_Task description_:
Count the lines below that contain the word "subtitle", and give only that number.

_Records supplied_:
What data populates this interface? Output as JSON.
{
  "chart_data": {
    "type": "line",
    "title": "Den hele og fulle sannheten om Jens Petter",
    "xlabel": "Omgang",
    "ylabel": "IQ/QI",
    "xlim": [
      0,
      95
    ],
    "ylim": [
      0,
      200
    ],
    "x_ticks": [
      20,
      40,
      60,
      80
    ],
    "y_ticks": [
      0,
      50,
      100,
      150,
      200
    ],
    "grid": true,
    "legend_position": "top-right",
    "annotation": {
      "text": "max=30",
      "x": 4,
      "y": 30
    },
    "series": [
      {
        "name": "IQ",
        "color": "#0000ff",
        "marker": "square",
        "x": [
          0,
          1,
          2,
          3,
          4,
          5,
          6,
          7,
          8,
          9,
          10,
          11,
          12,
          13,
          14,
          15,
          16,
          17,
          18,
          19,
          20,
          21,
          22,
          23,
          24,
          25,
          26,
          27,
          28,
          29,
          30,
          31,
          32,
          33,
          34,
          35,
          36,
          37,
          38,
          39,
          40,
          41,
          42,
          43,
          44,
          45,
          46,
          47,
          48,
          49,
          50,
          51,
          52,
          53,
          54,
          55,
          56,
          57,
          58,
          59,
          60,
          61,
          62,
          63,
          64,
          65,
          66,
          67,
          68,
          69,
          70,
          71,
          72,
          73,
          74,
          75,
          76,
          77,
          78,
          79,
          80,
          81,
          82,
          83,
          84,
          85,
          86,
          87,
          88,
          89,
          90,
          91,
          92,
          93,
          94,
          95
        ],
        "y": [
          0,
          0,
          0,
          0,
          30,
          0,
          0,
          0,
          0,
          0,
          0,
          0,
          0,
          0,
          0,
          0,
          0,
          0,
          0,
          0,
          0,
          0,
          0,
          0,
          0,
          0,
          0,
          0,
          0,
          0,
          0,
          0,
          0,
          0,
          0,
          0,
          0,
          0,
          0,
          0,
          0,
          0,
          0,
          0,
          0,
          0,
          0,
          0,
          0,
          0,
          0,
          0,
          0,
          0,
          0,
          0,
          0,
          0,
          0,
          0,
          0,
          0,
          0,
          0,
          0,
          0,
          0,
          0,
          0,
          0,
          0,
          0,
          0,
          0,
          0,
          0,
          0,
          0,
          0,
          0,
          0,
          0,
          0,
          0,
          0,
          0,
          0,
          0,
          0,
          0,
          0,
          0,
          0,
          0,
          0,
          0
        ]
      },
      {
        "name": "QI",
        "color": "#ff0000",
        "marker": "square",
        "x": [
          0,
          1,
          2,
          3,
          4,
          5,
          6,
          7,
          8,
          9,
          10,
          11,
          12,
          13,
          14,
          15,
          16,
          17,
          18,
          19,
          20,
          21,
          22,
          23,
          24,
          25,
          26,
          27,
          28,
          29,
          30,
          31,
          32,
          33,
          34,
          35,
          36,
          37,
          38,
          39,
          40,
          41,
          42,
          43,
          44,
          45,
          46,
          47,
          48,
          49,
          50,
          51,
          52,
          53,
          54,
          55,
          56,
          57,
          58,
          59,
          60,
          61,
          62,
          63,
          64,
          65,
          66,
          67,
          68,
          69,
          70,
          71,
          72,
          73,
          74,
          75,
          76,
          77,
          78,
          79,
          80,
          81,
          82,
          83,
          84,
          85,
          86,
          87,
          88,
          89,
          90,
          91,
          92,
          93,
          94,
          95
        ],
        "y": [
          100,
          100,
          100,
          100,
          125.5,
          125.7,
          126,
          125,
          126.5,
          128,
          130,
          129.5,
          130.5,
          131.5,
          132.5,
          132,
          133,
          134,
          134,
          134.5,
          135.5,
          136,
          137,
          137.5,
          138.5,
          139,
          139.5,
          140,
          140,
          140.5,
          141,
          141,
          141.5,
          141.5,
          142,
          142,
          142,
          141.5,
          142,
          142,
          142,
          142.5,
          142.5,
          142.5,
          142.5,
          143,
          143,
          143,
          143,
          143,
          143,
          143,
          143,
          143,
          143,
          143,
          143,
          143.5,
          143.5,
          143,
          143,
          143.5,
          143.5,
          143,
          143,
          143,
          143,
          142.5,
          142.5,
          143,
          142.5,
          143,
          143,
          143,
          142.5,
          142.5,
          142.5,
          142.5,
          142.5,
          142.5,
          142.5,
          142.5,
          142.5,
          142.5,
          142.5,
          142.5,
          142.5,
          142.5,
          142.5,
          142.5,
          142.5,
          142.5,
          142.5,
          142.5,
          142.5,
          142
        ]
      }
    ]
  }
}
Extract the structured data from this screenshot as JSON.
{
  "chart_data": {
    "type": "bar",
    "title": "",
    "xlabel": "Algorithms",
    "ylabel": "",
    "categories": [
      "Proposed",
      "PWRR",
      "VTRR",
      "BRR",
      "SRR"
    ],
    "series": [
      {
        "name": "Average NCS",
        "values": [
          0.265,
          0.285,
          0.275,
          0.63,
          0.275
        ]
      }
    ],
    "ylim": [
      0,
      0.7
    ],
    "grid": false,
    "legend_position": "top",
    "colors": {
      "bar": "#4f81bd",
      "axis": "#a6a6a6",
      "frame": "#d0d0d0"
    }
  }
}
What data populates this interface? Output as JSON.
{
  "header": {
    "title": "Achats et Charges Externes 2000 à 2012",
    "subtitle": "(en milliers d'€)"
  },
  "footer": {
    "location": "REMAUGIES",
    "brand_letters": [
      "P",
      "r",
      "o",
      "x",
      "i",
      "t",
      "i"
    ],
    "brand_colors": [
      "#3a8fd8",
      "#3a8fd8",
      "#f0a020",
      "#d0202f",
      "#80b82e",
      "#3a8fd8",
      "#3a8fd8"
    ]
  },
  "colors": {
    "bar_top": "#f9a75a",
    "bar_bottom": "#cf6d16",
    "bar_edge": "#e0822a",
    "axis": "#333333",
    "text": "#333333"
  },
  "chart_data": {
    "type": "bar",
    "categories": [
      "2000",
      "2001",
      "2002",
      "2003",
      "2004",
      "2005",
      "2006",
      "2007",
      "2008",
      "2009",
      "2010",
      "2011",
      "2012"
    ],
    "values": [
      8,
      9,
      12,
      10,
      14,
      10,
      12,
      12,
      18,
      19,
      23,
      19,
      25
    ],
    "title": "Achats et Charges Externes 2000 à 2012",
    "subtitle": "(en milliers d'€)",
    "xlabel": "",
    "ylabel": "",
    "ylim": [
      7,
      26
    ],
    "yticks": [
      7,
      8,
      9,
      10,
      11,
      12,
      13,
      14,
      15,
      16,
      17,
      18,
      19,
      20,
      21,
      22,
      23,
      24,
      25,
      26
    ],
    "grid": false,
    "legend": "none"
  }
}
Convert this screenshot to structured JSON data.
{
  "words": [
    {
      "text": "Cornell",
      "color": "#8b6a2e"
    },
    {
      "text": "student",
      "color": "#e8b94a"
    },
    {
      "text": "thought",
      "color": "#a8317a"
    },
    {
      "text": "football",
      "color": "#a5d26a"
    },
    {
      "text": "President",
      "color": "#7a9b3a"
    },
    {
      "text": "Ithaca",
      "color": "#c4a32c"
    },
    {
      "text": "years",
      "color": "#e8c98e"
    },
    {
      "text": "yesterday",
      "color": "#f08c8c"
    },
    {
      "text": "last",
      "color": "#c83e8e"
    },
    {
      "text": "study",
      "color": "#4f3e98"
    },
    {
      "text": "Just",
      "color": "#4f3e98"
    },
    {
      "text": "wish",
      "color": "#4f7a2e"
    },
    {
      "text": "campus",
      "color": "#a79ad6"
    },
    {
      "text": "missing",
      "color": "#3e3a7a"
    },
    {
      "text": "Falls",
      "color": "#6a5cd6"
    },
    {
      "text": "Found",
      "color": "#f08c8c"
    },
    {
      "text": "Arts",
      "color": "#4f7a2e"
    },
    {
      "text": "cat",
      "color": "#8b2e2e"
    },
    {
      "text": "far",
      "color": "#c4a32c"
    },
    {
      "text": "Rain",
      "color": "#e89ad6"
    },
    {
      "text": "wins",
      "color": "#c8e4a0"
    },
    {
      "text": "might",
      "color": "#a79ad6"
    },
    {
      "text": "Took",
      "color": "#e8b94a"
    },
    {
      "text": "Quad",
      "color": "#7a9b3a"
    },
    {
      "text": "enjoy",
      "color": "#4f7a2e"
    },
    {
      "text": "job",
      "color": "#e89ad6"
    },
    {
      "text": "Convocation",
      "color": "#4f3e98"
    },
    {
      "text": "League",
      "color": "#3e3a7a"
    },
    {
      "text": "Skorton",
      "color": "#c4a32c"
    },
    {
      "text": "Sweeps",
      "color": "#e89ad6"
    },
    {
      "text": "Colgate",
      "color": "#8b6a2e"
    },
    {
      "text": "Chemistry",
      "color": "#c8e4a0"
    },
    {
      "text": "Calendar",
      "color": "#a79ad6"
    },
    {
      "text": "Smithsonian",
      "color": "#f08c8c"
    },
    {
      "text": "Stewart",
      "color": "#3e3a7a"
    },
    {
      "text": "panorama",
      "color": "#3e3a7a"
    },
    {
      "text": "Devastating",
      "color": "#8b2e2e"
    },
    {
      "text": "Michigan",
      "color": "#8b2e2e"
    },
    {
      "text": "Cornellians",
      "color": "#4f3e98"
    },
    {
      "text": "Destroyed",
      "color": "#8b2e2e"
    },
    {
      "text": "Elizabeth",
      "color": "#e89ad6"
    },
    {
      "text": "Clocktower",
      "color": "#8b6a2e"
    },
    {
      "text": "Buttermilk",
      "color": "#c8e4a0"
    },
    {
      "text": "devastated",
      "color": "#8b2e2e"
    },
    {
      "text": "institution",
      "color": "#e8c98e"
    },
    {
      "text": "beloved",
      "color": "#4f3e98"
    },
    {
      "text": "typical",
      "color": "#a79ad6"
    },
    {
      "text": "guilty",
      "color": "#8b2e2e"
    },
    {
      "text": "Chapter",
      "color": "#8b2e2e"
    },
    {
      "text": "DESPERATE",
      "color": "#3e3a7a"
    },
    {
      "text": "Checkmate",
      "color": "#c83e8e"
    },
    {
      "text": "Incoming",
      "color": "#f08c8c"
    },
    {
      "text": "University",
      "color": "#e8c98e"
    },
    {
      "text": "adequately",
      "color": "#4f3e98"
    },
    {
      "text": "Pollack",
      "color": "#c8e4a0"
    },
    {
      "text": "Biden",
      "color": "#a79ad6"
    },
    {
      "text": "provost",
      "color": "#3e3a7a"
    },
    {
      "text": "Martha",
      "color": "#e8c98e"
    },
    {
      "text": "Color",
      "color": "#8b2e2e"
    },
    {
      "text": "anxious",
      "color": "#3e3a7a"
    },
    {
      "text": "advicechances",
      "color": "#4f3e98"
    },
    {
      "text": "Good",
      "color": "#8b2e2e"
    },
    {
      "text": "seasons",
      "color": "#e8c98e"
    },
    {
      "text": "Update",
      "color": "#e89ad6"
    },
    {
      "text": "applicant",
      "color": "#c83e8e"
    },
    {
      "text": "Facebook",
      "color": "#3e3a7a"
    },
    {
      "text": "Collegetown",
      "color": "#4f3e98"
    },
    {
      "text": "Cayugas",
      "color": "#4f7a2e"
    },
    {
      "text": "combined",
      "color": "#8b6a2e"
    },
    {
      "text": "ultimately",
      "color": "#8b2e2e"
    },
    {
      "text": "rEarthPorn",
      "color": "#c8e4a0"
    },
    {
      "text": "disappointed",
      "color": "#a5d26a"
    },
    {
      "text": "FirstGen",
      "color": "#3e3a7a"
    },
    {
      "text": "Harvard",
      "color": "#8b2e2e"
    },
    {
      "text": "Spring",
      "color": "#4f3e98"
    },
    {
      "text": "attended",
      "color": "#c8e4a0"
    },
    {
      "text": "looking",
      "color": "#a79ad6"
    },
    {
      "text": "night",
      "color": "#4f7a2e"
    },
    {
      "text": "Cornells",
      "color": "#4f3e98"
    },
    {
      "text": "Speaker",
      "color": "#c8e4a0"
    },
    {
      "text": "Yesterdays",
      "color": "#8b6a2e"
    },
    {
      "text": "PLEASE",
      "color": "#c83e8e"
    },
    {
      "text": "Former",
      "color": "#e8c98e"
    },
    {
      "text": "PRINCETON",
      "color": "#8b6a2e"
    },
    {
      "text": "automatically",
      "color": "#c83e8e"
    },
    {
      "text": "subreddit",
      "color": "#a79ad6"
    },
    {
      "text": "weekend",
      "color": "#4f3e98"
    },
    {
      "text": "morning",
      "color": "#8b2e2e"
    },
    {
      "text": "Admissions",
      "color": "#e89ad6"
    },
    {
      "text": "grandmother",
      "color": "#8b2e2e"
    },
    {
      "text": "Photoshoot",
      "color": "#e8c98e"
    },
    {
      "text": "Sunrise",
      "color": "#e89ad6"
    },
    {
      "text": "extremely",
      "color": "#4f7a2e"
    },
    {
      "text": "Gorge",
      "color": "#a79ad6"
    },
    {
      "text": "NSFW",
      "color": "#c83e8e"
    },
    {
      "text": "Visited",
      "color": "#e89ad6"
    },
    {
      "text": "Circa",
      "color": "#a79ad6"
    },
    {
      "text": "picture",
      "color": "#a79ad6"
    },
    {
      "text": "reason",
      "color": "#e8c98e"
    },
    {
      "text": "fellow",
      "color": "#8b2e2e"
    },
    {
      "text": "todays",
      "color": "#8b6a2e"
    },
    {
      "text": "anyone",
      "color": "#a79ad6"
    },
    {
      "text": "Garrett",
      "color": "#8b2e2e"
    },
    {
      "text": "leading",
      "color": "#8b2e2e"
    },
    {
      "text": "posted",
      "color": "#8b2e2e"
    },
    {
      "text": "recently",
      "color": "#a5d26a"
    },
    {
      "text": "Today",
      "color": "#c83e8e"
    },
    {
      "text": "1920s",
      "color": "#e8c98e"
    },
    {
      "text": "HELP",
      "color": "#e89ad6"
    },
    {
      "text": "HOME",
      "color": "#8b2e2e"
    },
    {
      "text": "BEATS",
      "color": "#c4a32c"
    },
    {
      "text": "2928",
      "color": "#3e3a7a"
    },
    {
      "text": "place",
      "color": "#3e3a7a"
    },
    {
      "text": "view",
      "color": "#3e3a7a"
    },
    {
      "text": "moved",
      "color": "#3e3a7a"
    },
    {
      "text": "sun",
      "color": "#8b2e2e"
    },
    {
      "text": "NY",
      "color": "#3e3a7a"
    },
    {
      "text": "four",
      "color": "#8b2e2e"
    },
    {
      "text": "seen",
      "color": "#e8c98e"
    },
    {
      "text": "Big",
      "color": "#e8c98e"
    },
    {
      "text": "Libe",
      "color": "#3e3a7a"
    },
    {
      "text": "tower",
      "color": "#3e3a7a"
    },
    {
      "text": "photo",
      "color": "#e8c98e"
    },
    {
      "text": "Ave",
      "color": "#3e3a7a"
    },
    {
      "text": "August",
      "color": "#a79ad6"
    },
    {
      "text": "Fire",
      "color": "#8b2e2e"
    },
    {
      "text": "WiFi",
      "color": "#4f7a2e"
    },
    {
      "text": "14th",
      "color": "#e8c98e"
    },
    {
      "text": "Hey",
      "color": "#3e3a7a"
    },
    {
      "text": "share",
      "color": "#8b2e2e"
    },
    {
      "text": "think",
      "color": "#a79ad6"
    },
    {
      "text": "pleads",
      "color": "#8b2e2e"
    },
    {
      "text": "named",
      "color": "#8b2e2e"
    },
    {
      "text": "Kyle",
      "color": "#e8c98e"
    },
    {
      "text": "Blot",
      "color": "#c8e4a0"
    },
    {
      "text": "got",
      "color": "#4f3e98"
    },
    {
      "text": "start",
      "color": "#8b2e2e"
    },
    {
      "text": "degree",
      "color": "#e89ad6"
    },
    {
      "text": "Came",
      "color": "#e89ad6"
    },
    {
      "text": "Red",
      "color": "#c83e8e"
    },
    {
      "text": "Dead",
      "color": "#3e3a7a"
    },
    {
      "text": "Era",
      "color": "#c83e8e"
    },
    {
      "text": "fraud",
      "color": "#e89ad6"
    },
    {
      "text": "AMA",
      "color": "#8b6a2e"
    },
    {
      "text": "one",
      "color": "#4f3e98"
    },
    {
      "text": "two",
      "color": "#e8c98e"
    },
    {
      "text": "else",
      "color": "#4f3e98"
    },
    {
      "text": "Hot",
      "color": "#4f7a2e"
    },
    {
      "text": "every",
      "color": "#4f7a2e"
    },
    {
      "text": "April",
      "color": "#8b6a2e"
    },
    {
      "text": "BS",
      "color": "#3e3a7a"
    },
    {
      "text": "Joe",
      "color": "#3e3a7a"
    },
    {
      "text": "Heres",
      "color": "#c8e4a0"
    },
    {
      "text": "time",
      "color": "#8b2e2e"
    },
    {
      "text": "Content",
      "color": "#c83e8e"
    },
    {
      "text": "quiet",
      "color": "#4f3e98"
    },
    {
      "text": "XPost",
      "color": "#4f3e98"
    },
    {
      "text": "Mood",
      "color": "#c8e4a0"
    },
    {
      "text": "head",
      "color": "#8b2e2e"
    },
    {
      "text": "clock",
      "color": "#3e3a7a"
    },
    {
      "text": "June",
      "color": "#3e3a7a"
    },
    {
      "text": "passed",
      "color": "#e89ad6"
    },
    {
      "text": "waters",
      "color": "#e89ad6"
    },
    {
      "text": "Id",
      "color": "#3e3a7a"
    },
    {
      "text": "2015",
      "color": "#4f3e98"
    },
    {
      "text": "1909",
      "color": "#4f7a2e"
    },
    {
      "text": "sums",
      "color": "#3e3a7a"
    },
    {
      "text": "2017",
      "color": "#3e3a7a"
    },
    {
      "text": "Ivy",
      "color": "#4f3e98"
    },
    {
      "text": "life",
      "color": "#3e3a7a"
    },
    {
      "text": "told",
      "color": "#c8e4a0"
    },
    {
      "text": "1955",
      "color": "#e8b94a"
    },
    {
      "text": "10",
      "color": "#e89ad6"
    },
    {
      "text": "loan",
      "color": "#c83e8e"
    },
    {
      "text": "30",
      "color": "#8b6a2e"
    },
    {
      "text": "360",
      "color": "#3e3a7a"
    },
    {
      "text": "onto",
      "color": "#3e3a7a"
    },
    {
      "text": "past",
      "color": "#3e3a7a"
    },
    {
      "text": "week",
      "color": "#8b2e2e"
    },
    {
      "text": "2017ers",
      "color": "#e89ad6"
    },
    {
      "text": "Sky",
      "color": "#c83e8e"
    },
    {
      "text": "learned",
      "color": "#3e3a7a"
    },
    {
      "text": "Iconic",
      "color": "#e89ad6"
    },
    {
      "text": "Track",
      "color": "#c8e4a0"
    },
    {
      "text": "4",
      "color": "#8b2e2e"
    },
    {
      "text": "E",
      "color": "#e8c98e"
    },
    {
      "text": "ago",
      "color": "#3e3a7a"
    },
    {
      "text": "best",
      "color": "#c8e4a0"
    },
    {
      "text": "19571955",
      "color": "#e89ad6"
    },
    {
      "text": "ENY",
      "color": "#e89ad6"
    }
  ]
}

_Worked solution_:
2